DIRECTIONS FOR THIS TASK:
Pick out all lines of the entries that include the word "fill" and copy them.

DATA ROWS:

>> begin

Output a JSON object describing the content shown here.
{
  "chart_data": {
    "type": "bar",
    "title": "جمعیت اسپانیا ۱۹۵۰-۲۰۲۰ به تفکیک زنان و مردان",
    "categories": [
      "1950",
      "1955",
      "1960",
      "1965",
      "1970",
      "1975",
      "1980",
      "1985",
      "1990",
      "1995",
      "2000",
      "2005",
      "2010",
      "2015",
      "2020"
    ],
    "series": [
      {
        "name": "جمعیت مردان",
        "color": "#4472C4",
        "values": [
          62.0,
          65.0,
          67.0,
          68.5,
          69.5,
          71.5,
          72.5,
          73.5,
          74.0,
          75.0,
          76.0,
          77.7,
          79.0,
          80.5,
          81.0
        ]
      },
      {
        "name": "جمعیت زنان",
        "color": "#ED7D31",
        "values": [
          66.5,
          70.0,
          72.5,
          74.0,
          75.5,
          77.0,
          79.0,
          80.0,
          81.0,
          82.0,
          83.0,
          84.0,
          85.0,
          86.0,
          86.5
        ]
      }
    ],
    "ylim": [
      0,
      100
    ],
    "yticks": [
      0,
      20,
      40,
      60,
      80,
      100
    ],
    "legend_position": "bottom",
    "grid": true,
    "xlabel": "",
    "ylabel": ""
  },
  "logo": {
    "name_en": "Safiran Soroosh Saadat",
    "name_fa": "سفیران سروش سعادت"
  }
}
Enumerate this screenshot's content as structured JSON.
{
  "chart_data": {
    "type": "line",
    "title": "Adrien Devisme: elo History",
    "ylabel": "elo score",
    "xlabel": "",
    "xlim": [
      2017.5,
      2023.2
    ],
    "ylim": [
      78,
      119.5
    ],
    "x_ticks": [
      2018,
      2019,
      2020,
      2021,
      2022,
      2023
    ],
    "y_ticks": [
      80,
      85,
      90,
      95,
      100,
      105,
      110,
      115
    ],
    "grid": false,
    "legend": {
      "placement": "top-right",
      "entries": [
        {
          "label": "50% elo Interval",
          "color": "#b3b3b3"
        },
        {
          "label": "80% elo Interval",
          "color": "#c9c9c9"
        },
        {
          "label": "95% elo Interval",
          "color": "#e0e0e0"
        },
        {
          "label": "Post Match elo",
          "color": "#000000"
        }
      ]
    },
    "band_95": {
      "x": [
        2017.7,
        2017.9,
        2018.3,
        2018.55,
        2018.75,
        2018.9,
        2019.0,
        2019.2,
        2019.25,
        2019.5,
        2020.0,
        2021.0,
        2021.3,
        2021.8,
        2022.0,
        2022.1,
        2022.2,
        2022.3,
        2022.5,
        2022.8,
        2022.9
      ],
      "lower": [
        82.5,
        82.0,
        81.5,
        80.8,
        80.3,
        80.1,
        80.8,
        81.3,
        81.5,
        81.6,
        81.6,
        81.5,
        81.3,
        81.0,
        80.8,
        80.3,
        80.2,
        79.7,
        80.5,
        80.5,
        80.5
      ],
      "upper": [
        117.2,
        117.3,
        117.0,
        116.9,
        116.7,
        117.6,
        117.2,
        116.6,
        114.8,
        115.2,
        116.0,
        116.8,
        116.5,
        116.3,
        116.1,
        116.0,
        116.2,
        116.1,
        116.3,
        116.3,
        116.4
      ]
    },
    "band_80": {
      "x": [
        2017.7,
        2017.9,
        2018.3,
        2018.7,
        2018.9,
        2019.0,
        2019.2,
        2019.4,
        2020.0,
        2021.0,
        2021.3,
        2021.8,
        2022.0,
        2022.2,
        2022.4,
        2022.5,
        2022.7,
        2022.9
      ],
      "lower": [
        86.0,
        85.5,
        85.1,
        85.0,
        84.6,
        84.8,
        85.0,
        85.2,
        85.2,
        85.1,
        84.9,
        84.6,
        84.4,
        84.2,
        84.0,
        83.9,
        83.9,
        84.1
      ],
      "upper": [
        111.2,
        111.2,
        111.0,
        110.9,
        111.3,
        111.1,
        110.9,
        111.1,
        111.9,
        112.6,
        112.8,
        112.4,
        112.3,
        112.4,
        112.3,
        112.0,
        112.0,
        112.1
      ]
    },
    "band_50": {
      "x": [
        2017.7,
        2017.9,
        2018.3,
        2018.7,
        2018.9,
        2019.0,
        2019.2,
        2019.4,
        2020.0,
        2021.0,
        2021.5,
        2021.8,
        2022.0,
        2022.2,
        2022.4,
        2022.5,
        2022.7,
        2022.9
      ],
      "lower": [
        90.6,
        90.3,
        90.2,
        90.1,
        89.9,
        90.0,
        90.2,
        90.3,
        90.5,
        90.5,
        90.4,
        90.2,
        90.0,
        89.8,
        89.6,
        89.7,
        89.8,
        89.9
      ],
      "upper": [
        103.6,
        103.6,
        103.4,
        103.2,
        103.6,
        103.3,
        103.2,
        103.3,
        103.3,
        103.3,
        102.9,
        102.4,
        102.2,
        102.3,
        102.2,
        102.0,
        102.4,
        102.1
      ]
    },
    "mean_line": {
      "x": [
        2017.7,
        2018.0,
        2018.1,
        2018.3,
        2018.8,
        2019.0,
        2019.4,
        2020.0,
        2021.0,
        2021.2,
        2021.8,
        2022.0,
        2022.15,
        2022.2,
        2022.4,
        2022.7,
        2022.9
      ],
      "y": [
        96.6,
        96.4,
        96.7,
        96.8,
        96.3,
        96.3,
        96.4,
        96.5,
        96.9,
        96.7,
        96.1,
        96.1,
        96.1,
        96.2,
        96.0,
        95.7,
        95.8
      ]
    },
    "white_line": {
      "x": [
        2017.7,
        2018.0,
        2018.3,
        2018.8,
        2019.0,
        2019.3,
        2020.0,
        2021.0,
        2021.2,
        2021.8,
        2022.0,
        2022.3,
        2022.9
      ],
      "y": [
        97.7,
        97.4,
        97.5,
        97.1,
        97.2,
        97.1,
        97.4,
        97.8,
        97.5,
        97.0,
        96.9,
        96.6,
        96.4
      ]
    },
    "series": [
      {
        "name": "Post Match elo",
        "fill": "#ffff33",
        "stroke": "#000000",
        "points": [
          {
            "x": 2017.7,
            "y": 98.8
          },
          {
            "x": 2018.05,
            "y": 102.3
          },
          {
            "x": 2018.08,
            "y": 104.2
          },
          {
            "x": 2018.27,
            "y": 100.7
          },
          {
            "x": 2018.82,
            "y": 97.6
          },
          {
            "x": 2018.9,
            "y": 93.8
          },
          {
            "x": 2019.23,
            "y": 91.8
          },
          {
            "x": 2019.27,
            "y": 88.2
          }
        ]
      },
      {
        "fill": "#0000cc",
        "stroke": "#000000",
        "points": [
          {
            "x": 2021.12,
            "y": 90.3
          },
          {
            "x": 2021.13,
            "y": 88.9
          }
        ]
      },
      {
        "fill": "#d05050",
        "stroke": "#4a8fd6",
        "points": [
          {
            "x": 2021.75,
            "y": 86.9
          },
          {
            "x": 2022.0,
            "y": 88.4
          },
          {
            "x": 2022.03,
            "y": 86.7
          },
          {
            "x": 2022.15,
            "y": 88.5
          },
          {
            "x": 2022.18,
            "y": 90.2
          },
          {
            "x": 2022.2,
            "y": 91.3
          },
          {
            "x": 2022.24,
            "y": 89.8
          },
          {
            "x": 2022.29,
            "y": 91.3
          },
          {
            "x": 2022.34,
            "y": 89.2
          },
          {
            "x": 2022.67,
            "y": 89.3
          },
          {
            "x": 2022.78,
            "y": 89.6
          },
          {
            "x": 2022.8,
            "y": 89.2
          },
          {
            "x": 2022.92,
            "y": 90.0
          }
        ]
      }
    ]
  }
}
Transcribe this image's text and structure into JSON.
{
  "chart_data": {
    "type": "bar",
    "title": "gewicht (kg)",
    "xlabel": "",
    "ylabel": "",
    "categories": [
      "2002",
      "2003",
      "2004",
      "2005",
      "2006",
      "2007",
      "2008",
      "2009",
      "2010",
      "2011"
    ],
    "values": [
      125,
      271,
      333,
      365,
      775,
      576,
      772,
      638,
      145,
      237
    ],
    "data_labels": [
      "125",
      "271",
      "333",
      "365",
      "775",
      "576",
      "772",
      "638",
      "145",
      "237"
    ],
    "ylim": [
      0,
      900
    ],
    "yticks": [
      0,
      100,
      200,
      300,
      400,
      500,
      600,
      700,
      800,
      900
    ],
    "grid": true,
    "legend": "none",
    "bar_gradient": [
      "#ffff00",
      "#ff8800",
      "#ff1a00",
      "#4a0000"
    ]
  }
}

>> end

CORRECT OUTPUT:
        "fill": "#ffff33",
        "fill": "#0000cc",
        "fill": "#d05050",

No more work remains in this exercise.